---------- Material supplied

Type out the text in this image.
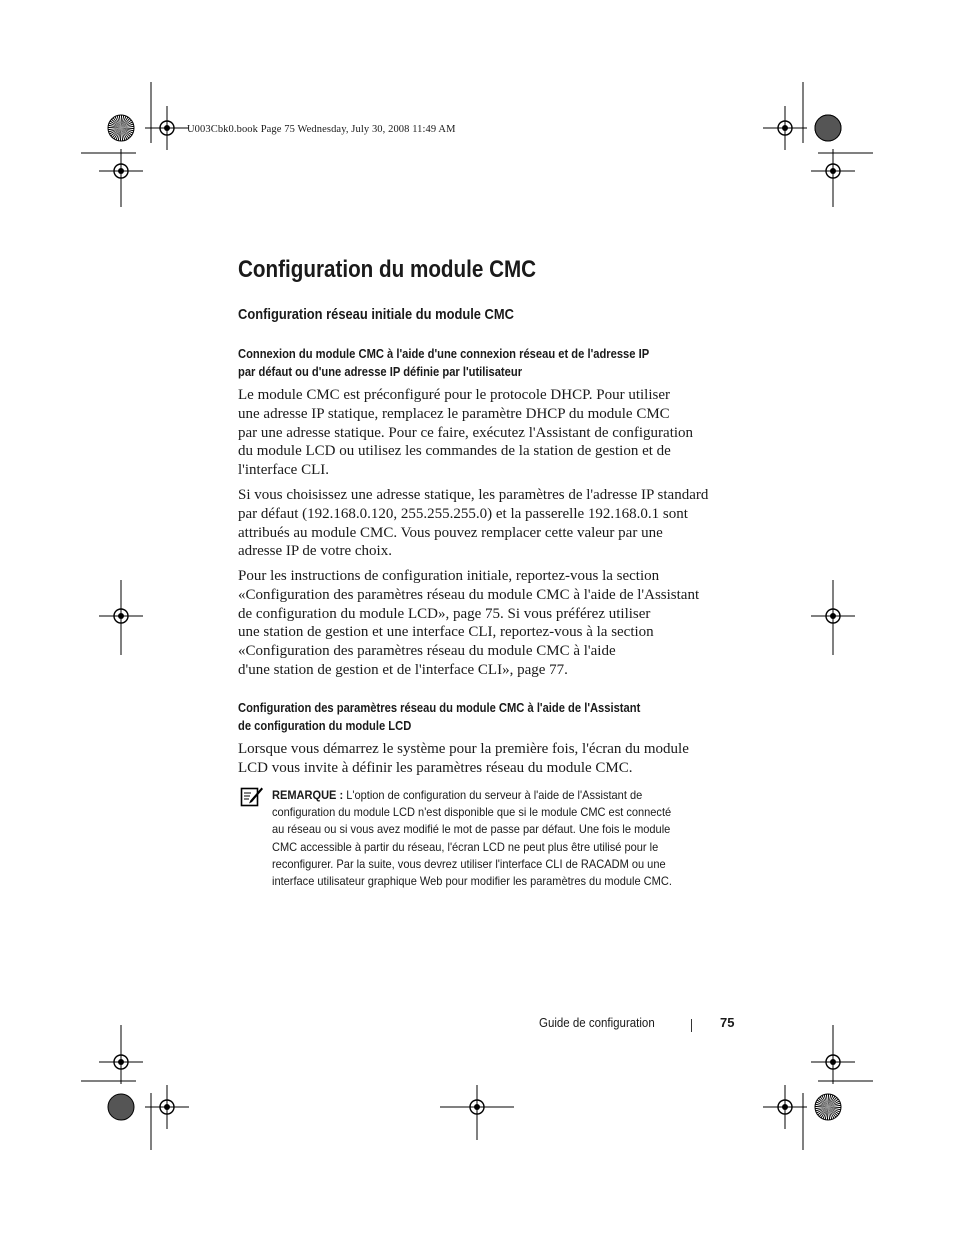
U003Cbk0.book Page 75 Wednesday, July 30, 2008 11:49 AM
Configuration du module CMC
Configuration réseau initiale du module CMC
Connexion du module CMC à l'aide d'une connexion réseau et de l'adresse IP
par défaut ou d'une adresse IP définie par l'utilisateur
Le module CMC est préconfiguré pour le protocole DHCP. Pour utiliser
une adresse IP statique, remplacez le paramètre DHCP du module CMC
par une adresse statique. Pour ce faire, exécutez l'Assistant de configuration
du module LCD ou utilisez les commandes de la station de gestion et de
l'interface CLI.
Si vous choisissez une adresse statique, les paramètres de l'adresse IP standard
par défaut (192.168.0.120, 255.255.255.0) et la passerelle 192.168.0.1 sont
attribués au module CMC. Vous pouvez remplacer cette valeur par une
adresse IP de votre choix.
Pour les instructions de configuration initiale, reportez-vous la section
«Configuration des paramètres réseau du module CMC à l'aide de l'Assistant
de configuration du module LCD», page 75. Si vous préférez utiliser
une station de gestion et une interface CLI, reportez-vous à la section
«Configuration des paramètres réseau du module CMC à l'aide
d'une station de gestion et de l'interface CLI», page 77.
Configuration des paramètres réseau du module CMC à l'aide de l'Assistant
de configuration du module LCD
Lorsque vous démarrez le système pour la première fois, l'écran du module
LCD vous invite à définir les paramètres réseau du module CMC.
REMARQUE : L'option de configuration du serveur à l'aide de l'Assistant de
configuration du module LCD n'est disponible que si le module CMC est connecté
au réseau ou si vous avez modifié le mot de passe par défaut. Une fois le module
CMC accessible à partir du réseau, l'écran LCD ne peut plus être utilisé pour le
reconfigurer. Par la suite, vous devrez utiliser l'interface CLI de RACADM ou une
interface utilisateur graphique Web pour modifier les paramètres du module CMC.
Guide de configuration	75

--------------------
---------- Material supplied

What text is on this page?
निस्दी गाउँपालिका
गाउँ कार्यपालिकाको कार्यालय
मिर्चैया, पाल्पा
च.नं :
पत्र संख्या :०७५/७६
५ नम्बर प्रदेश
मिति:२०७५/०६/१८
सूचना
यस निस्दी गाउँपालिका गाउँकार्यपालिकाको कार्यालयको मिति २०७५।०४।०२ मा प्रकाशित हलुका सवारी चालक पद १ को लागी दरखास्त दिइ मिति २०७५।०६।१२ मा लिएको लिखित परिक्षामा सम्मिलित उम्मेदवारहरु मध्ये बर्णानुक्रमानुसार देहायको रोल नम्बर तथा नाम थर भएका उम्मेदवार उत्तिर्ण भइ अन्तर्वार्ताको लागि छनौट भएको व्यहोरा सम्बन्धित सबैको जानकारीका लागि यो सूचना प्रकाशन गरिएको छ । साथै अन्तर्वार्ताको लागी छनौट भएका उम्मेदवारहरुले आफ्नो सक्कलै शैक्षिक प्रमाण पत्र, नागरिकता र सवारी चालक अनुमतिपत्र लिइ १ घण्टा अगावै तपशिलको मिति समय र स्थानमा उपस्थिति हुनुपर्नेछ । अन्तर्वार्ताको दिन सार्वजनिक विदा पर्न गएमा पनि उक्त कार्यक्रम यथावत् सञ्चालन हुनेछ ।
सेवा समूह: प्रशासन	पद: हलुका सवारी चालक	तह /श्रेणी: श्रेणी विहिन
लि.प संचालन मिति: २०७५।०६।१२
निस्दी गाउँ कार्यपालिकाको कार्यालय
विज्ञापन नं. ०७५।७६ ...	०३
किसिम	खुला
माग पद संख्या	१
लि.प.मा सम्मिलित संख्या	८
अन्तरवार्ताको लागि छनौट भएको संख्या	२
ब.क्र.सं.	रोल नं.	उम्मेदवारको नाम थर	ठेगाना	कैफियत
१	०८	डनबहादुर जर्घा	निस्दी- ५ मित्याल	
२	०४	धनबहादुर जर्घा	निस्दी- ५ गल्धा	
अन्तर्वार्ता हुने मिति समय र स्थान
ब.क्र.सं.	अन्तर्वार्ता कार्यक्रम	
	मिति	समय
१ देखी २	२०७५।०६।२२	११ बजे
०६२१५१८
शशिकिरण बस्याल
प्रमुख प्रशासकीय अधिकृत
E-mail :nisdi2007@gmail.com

--------------------
---------- Material supplied

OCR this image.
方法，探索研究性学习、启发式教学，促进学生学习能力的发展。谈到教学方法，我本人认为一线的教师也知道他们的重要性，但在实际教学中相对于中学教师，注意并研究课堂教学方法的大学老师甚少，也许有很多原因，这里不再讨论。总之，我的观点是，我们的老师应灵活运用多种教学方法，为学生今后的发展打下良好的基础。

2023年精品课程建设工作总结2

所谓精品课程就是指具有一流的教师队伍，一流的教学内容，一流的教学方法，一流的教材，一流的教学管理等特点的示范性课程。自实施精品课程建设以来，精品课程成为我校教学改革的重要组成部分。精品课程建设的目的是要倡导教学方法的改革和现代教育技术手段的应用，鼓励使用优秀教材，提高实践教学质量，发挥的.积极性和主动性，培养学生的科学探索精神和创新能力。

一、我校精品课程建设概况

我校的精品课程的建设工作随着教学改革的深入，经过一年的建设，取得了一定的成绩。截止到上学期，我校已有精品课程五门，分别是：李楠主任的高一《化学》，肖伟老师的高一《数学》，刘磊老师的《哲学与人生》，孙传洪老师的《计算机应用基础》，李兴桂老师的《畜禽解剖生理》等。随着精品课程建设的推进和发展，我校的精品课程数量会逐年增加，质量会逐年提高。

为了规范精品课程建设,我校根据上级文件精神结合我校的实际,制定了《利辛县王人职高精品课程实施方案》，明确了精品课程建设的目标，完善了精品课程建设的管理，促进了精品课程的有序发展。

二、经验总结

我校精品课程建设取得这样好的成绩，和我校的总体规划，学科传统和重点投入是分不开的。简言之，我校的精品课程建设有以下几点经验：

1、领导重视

--------------------

Each line above that holds the string "utiliser" should be copied and shown.

Le module CMC est préconfiguré pour le protocole DHCP. Pour utiliser
de configuration du module LCD», page 75. Si vous préférez utiliser
reconfigurer. Par la suite, vous devrez utiliser l'interface CLI de RACADM ou une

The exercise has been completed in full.